▶ Data items

********

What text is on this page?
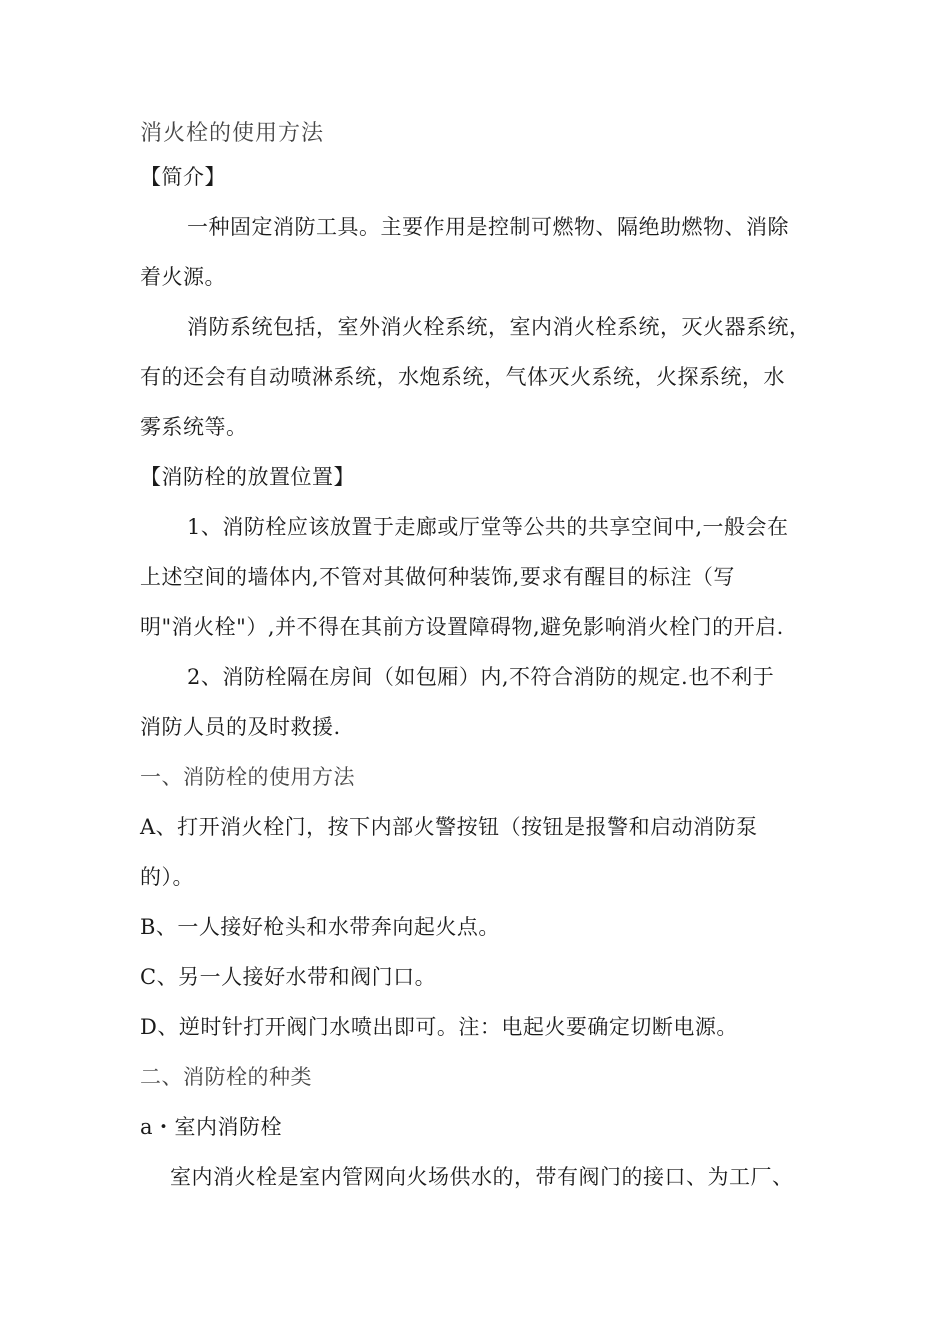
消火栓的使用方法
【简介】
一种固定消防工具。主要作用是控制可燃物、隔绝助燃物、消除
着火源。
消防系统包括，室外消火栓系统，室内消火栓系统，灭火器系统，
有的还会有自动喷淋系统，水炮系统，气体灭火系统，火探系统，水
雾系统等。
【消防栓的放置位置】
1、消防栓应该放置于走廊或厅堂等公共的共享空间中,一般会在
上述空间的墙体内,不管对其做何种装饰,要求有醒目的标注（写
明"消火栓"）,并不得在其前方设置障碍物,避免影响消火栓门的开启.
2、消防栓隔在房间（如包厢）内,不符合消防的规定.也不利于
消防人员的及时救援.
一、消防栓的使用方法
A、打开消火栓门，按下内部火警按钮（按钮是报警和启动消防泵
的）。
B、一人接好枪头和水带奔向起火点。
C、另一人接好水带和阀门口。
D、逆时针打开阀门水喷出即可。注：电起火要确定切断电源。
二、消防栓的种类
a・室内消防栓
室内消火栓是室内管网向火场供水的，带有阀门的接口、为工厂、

********

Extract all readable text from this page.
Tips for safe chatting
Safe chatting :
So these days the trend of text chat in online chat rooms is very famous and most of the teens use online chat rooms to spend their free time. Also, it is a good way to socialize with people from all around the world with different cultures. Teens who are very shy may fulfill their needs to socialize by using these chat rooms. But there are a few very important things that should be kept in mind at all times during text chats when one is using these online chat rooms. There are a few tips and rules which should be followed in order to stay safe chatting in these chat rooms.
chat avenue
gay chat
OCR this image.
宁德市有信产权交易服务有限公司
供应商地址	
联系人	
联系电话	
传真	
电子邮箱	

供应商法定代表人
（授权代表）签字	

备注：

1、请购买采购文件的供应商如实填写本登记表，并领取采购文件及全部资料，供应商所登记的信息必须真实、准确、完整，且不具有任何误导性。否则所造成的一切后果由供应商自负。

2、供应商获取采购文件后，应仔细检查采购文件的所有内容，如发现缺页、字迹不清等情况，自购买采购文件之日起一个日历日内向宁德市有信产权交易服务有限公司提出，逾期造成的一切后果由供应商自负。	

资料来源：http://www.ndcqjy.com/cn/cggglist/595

********

▶ DIRECTIVE
Go over the records above and tally each line that includes "from". Give the total by itself.

▶ WRITTEN SOLUTION
2